=== Task brief ===
Without including any images, reproduce each entry exactly.

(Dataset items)
_ _ _
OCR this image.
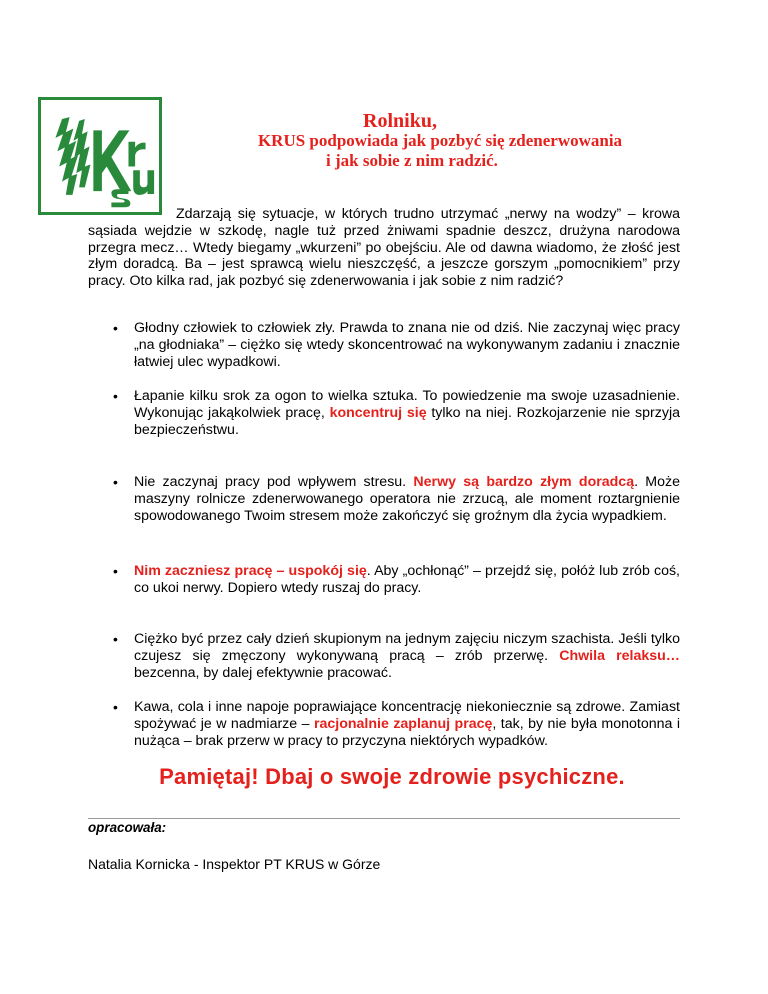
Rolniku,
KRUS podpowiada jak pozbyć się zdenerwowania
i jak sobie z nim radzić.

Zdarzają się sytuacje, w których trudno utrzymać „nerwy na wodzy” – krowa sąsiada wejdzie w szkodę, nagle tuż przed żniwami spadnie deszcz, drużyna narodowa przegra mecz… Wtedy biegamy „wkurzeni” po obejściu. Ale od dawna wiadomo, że złość jest złym doradcą. Ba – jest sprawcą wielu nieszczęść, a jeszcze gorszym „pomocnikiem” przy pracy. Oto kilka rad, jak pozbyć się zdenerwowania i jak sobie z nim radzić?

• Głodny człowiek to człowiek zły. Prawda to znana nie od dziś. Nie zaczynaj więc pracy „na głodniaka” – ciężko się wtedy skoncentrować na wykonywanym zadaniu i znacznie łatwiej ulec wypadkowi.
• Łapanie kilku srok za ogon to wielka sztuka. To powiedzenie ma swoje uzasadnienie. Wykonując jakąkolwiek pracę, koncentruj się tylko na niej. Rozkojarzenie nie sprzyja bezpieczeństwu.
• Nie zaczynaj pracy pod wpływem stresu. Nerwy są bardzo złym doradcą. Może maszyny rolnicze zdenerwowanego operatora nie zrzucą, ale moment roztargnienie spowodowanego Twoim stresem może zakończyć się groźnym dla życia wypadkiem.
• Nim zaczniesz pracę – uspokój się. Aby „ochłonąć” – przejdź się, połóż lub zrób coś, co ukoi nerwy. Dopiero wtedy ruszaj do pracy.
• Ciężko być przez cały dzień skupionym na jednym zajęciu niczym szachista. Jeśli tylko czujesz się zmęczony wykonywaną pracą – zrób przerwę. Chwila relaksu… bezcenna, by dalej efektywnie pracować.
• Kawa, cola i inne napoje poprawiające koncentrację niekoniecznie są zdrowe. Zamiast spożywać je w nadmiarze – racjonalnie zaplanuj pracę, tak, by nie była monotonna i nużąca – brak przerw w pracy to przyczyna niektórych wypadków.

Pamiętaj! Dbaj o swoje zdrowie psychiczne.

opracowała:

Natalia Kornicka - Inspektor PT KRUS w Górze
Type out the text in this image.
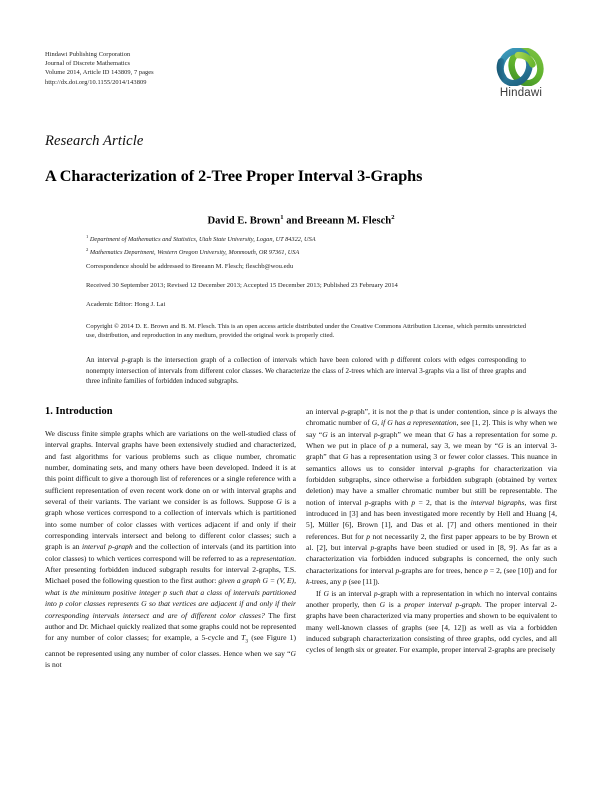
Hindawi Publishing Corporation
Journal of Discrete Mathematics
Volume 2014, Article ID 143809, 7 pages
http://dx.doi.org/10.1155/2014/143809
Hindawi
Research Article
A Characterization of 2-Tree Proper Interval 3-Graphs
David E. Brown$^1$ and Breeann M. Flesch$^2$
$^1$ Department of Mathematics and Statistics, Utah State University, Logan, UT 84322, USA
$^2$ Mathematics Department, Western Oregon University, Monmouth, OR 97361, USA
Correspondence should be addressed to Breeann M. Flesch; fleschb@wou.edu
Received 30 September 2013; Revised 12 December 2013; Accepted 15 December 2013; Published 23 February 2014
Academic Editor: Hong J. Lai
Copyright © 2014 D. E. Brown and B. M. Flesch. This is an open access article distributed under the Creative Commons Attribution License, which permits unrestricted use, distribution, and reproduction in any medium, provided the original work is properly cited.
An interval p-graph is the intersection graph of a collection of intervals which have been colored with p different colors with edges corresponding to nonempty intersection of intervals from different color classes. We characterize the class of 2-trees which are interval 3-graphs via a list of three graphs and three infinite families of forbidden induced subgraphs.
1. Introduction

We discuss finite simple graphs which are variations on the well-studied class of interval graphs. Interval graphs have been extensively studied and characterized, and fast algorithms for various problems such as clique number, chromatic number, dominating sets, and many others have been developed. Indeed it is at this point difficult to give a thorough list of references or a single reference with a sufficient representation of even recent work done on or with interval graphs and several of their variants. The variant we consider is as follows. Suppose G is a graph whose vertices correspond to a collection of intervals which is partitioned into some number of color classes with vertices adjacent if and only if their corresponding intervals intersect and belong to different color classes; such a graph is an interval p-graph and the collection of intervals (and its partition into color classes) to which vertices correspond will be referred to as a representation. After presenting forbidden induced subgraph results for interval 2-graphs, T.S. Michael posed the following question to the first author: given a graph G = (V, E), what is the minimum positive integer p such that a class of intervals partitioned into p color classes represents G so that vertices are adjacent if and only if their corresponding intervals intersect and are of different color classes? The first author and Dr. Michael quickly realized that some graphs could not be represented for any number of color classes; for example, a 5-cycle and $T_3$ (see Figure 1) cannot be represented using any number of color classes. Hence when we say “G is not

an interval p-graph”, it is not the p that is under contention, since p is always the chromatic number of G, if G has a representation, see [1, 2]. This is why when we say “G is an interval p-graph” we mean that G has a representation for some p. When we put in place of p a numeral, say 3, we mean by “G is an interval 3-graph” that G has a representation using 3 or fewer color classes. This nuance in semantics allows us to consider interval p-graphs for characterization via forbidden subgraphs, since otherwise a forbidden subgraph (obtained by vertex deletion) may have a smaller chromatic number but still be representable. The notion of interval p-graphs with p = 2, that is the interval bigraphs, was first introduced in [3] and has been investigated more recently by Hell and Huang [4, 5], Müller [6], Brown [1], and Das et al. [7] and others mentioned in their references. But for p not necessarily 2, the first paper appears to be by Brown et al. [2], but interval p-graphs have been studied or used in [8, 9]. As far as a characterization via forbidden induced subgraphs is concerned, the only such characterizations for interval p-graphs are for trees, hence p = 2, (see [10]) and for k-trees, any p (see [11]).

If G is an interval p-graph with a representation in which no interval contains another properly, then G is a proper interval p-graph. The proper interval 2-graphs have been characterized via many properties and shown to be equivalent to many well-known classes of graphs (see [4, 12]) as well as via a forbidden induced subgraph characterization consisting of three graphs, odd cycles, and all cycles of length six or greater. For example, proper interval 2-graphs are precisely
_ _ _
=== Task response ===
OCR this image.
Rolniku,
KRUS podpowiada jak pozbyć się zdenerwowania
i jak sobie z nim radzić.

Zdarzają się sytuacje, w których trudno utrzymać „nerwy na wodzy” – krowa sąsiada wejdzie w szkodę, nagle tuż przed żniwami spadnie deszcz, drużyna narodowa przegra mecz… Wtedy biegamy „wkurzeni” po obejściu. Ale od dawna wiadomo, że złość jest złym doradcą. Ba – jest sprawcą wielu nieszczęść, a jeszcze gorszym „pomocnikiem” przy pracy. Oto kilka rad, jak pozbyć się zdenerwowania i jak sobie z nim radzić?

• Głodny człowiek to człowiek zły. Prawda to znana nie od dziś. Nie zaczynaj więc pracy „na głodniaka” – ciężko się wtedy skoncentrować na wykonywanym zadaniu i znacznie łatwiej ulec wypadkowi.
• Łapanie kilku srok za ogon to wielka sztuka. To powiedzenie ma swoje uzasadnienie. Wykonując jakąkolwiek pracę, koncentruj się tylko na niej. Rozkojarzenie nie sprzyja bezpieczeństwu.
• Nie zaczynaj pracy pod wpływem stresu. Nerwy są bardzo złym doradcą. Może maszyny rolnicze zdenerwowanego operatora nie zrzucą, ale moment roztargnienie spowodowanego Twoim stresem może zakończyć się groźnym dla życia wypadkiem.
• Nim zaczniesz pracę – uspokój się. Aby „ochłonąć” – przejdź się, połóż lub zrób coś, co ukoi nerwy. Dopiero wtedy ruszaj do pracy.
• Ciężko być przez cały dzień skupionym na jednym zajęciu niczym szachista. Jeśli tylko czujesz się zmęczony wykonywaną pracą – zrób przerwę. Chwila relaksu… bezcenna, by dalej efektywnie pracować.
• Kawa, cola i inne napoje poprawiające koncentrację niekoniecznie są zdrowe. Zamiast spożywać je w nadmiarze – racjonalnie zaplanuj pracę, tak, by nie była monotonna i nużąca – brak przerw w pracy to przyczyna niektórych wypadków.

Pamiętaj! Dbaj o swoje zdrowie psychiczne.

opracowała:

Natalia Kornicka - Inspektor PT KRUS w Górze
Type out the text in this image.
Hindawi Publishing Corporation
Journal of Discrete Mathematics
Volume 2014, Article ID 143809, 7 pages
http://dx.doi.org/10.1155/2014/143809
Hindawi
Research Article
A Characterization of 2-Tree Proper Interval 3-Graphs
David E. Brown$^1$ and Breeann M. Flesch$^2$
$^1$ Department of Mathematics and Statistics, Utah State University, Logan, UT 84322, USA
$^2$ Mathematics Department, Western Oregon University, Monmouth, OR 97361, USA
Correspondence should be addressed to Breeann M. Flesch; fleschb@wou.edu
Received 30 September 2013; Revised 12 December 2013; Accepted 15 December 2013; Published 23 February 2014
Academic Editor: Hong J. Lai
Copyright © 2014 D. E. Brown and B. M. Flesch. This is an open access article distributed under the Creative Commons Attribution License, which permits unrestricted use, distribution, and reproduction in any medium, provided the original work is properly cited.
An interval p-graph is the intersection graph of a collection of intervals which have been colored with p different colors with edges corresponding to nonempty intersection of intervals from different color classes. We characterize the class of 2-trees which are interval 3-graphs via a list of three graphs and three infinite families of forbidden induced subgraphs.
1. Introduction

We discuss finite simple graphs which are variations on the well-studied class of interval graphs. Interval graphs have been extensively studied and characterized, and fast algorithms for various problems such as clique number, chromatic number, dominating sets, and many others have been developed. Indeed it is at this point difficult to give a thorough list of references or a single reference with a sufficient representation of even recent work done on or with interval graphs and several of their variants. The variant we consider is as follows. Suppose G is a graph whose vertices correspond to a collection of intervals which is partitioned into some number of color classes with vertices adjacent if and only if their corresponding intervals intersect and belong to different color classes; such a graph is an interval p-graph and the collection of intervals (and its partition into color classes) to which vertices correspond will be referred to as a representation. After presenting forbidden induced subgraph results for interval 2-graphs, T.S. Michael posed the following question to the first author: given a graph G = (V, E), what is the minimum positive integer p such that a class of intervals partitioned into p color classes represents G so that vertices are adjacent if and only if their corresponding intervals intersect and are of different color classes? The first author and Dr. Michael quickly realized that some graphs could not be represented for any number of color classes; for example, a 5-cycle and $T_3$ (see Figure 1) cannot be represented using any number of color classes. Hence when we say “G is not

an interval p-graph”, it is not the p that is under contention, since p is always the chromatic number of G, if G has a representation, see [1, 2]. This is why when we say “G is an interval p-graph” we mean that G has a representation for some p. When we put in place of p a numeral, say 3, we mean by “G is an interval 3-graph” that G has a representation using 3 or fewer color classes. This nuance in semantics allows us to consider interval p-graphs for characterization via forbidden subgraphs, since otherwise a forbidden subgraph (obtained by vertex deletion) may have a smaller chromatic number but still be representable. The notion of interval p-graphs with p = 2, that is the interval bigraphs, was first introduced in [3] and has been investigated more recently by Hell and Huang [4, 5], Müller [6], Brown [1], and Das et al. [7] and others mentioned in their references. But for p not necessarily 2, the first paper appears to be by Brown et al. [2], but interval p-graphs have been studied or used in [8, 9]. As far as a characterization via forbidden induced subgraphs is concerned, the only such characterizations for interval p-graphs are for trees, hence p = 2, (see [10]) and for k-trees, any p (see [11]).

If G is an interval p-graph with a representation in which no interval contains another properly, then G is a proper interval p-graph. The proper interval 2-graphs have been characterized via many properties and shown to be equivalent to many well-known classes of graphs (see [4, 12]) as well as via a forbidden induced subgraph characterization consisting of three graphs, odd cycles, and all cycles of length six or greater. For example, proper interval 2-graphs are precisely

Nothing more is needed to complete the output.